— Begin —

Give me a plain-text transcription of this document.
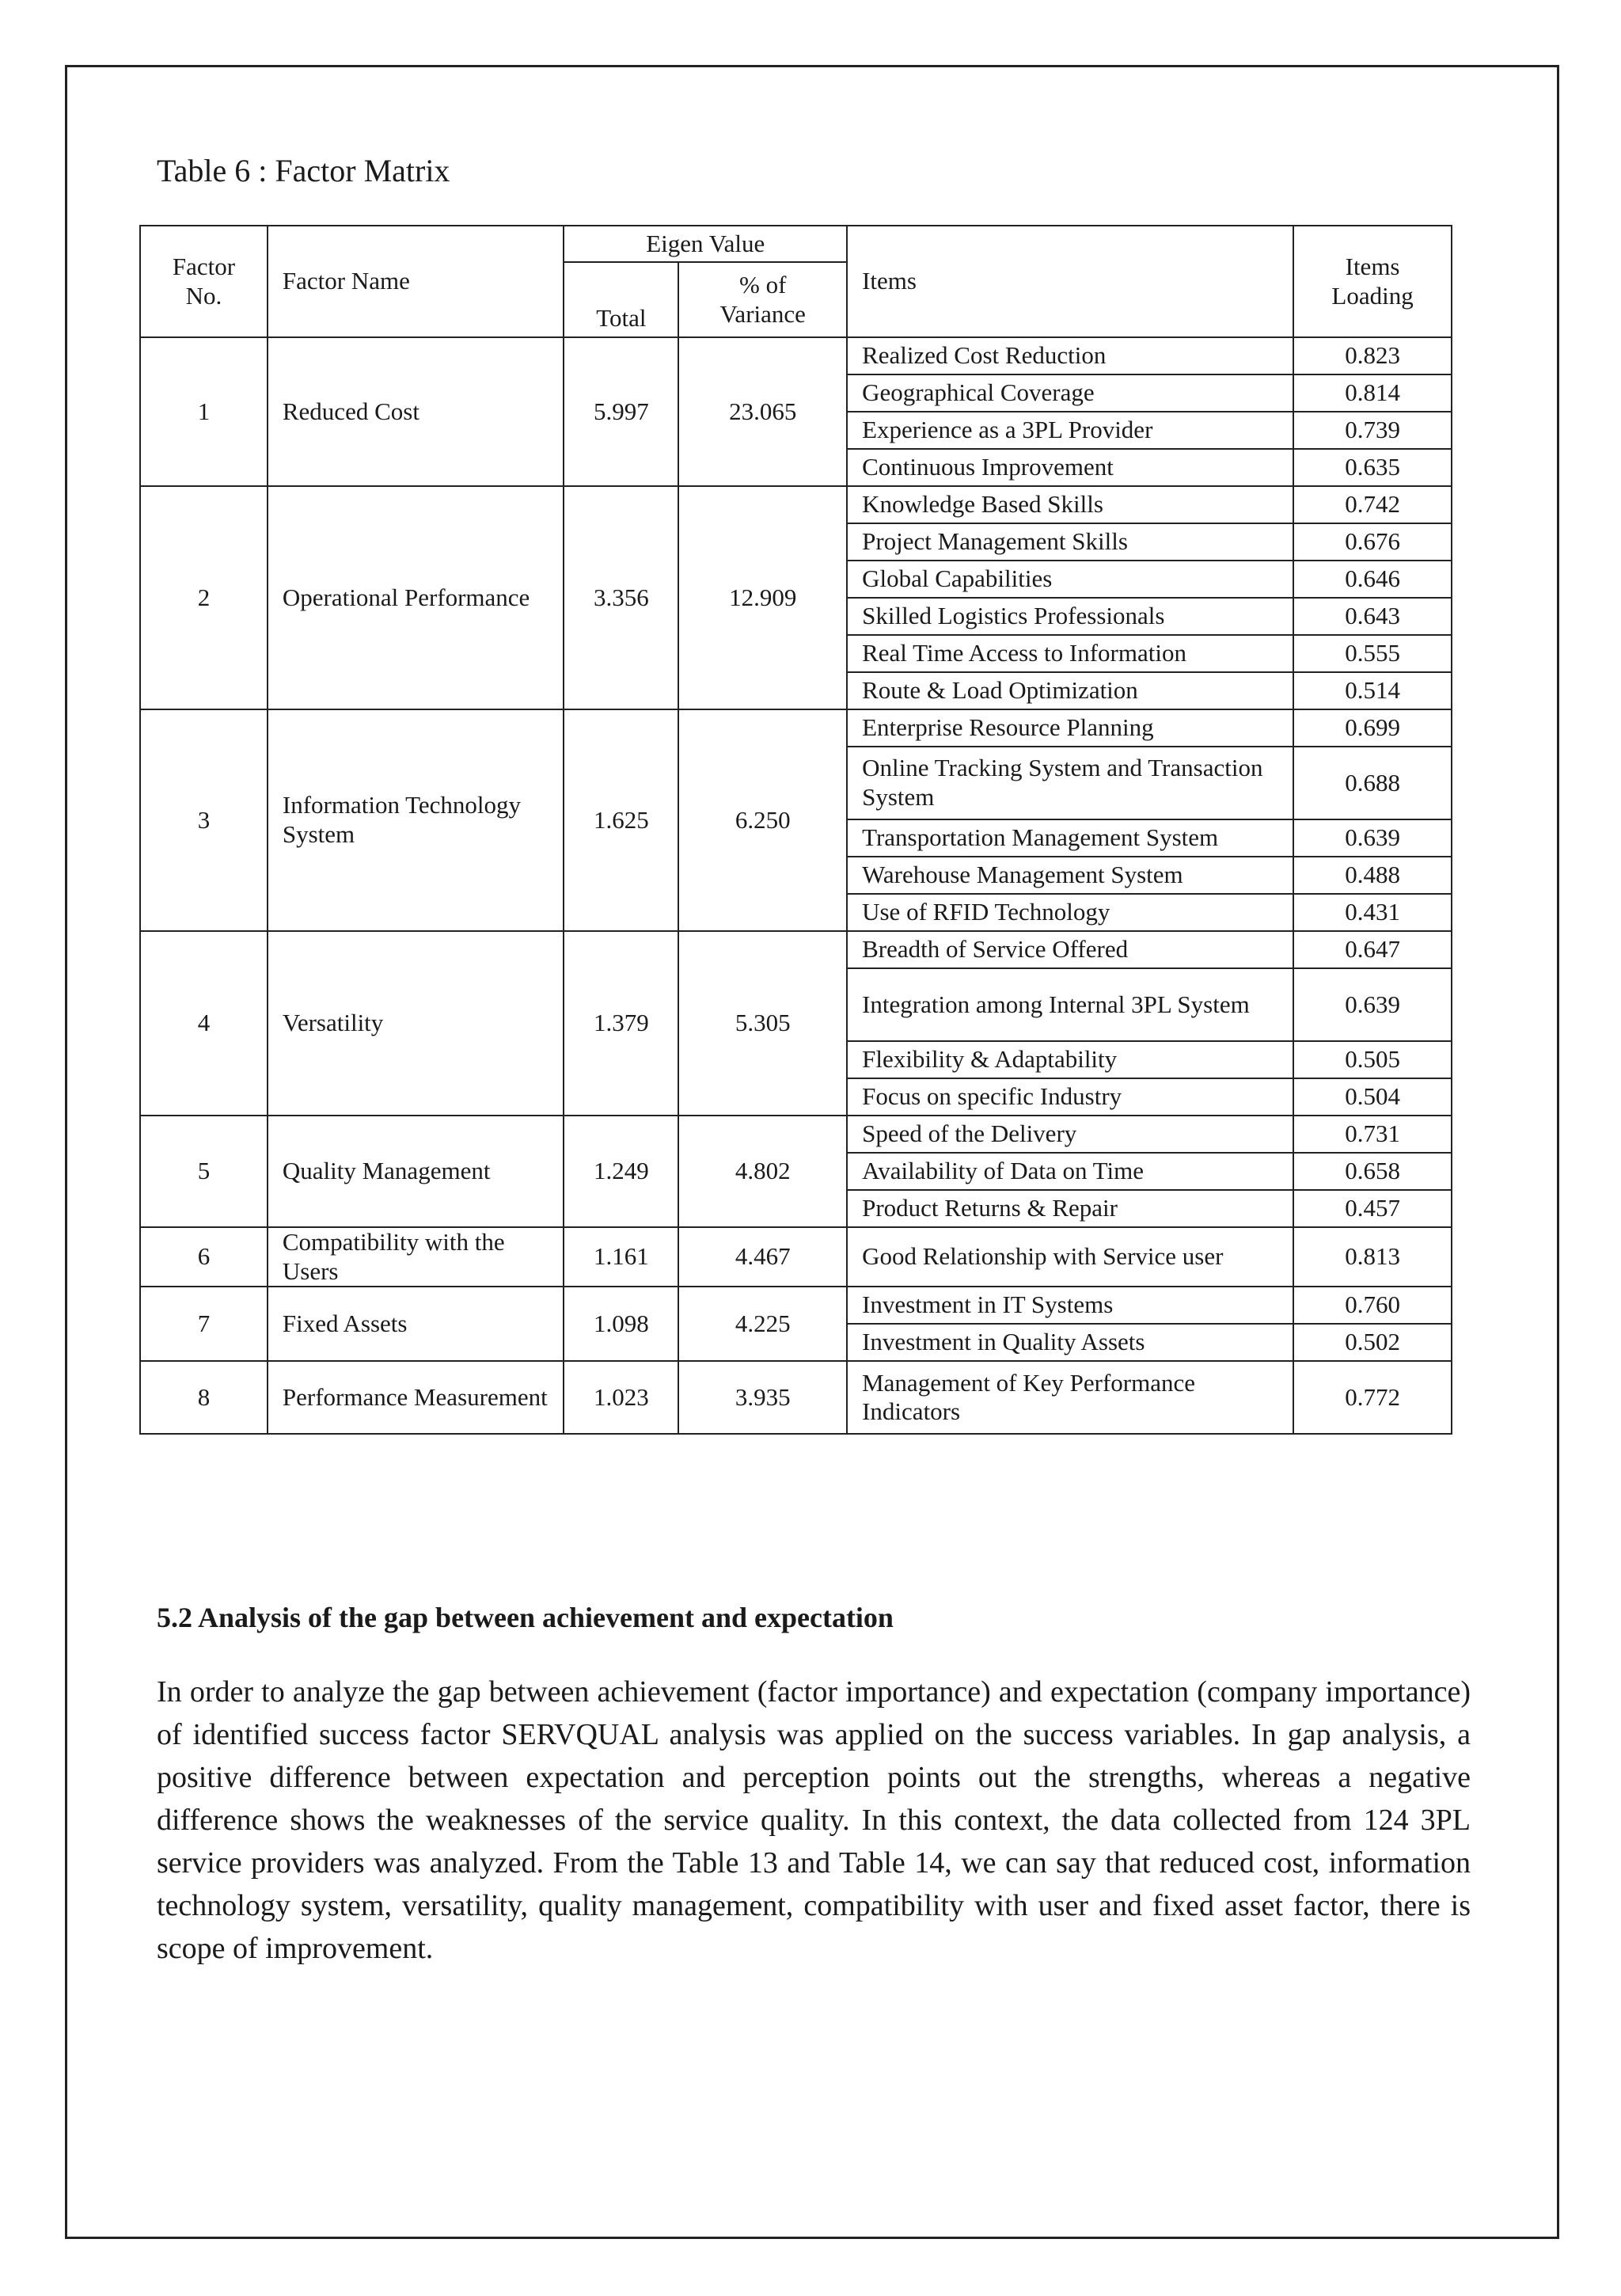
Table 6 : Factor Matrix
Factor No.	Factor Name	Eigen Value		Items	Items Loading
		Total	% of Variance		
1	Reduced Cost	5.997	23.065	Realized Cost Reduction	0.823
				Geographical Coverage	0.814
				Experience as a 3PL Provider	0.739
				Continuous Improvement	0.635
2	Operational Performance	3.356	12.909	Knowledge Based Skills	0.742
				Project Management Skills	0.676
				Global Capabilities	0.646
				Skilled Logistics Professionals	0.643
				Real Time Access to Information	0.555
				Route & Load Optimization	0.514
3	Information Technology System	1.625	6.250	Enterprise Resource Planning	0.699
				Online Tracking System and Transaction System	0.688
				Transportation Management System	0.639
				Warehouse Management System	0.488
				Use of RFID Technology	0.431
4	Versatility	1.379	5.305	Breadth of Service Offered	0.647
				Integration among Internal 3PL System	0.639
				Flexibility & Adaptability	0.505
				Focus on specific Industry	0.504
5	Quality Management	1.249	4.802	Speed of the Delivery	0.731
				Availability of Data on Time	0.658
				Product Returns & Repair	0.457
6	Compatibility with the Users	1.161	4.467	Good Relationship with Service user	0.813
7	Fixed Assets	1.098	4.225	Investment in IT Systems	0.760
				Investment in Quality Assets	0.502
8	Performance Measurement	1.023	3.935	Management of Key Performance Indicators	0.772
5.2 Analysis of the gap between achievement and expectation
In order to analyze the gap between achievement (factor importance) and expectation (company importance) of identified success factor SERVQUAL analysis was applied on the success variables. In gap analysis, a positive difference between expectation and perception points out the strengths, whereas a negative difference shows the weaknesses of the service quality. In this context, the data collected from 124 3PL service providers was analyzed. From the Table 13 and Table 14, we can say that reduced cost, information technology system, versatility, quality management, compatibility with user and fixed asset factor, there is scope of improvement.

— End —

*Stated exercise*
List the lines that contain the word "Investment".

*Expected output*
7	Fixed Assets	1.098	4.225	Investment in IT Systems	0.760
				Investment in Quality Assets	0.502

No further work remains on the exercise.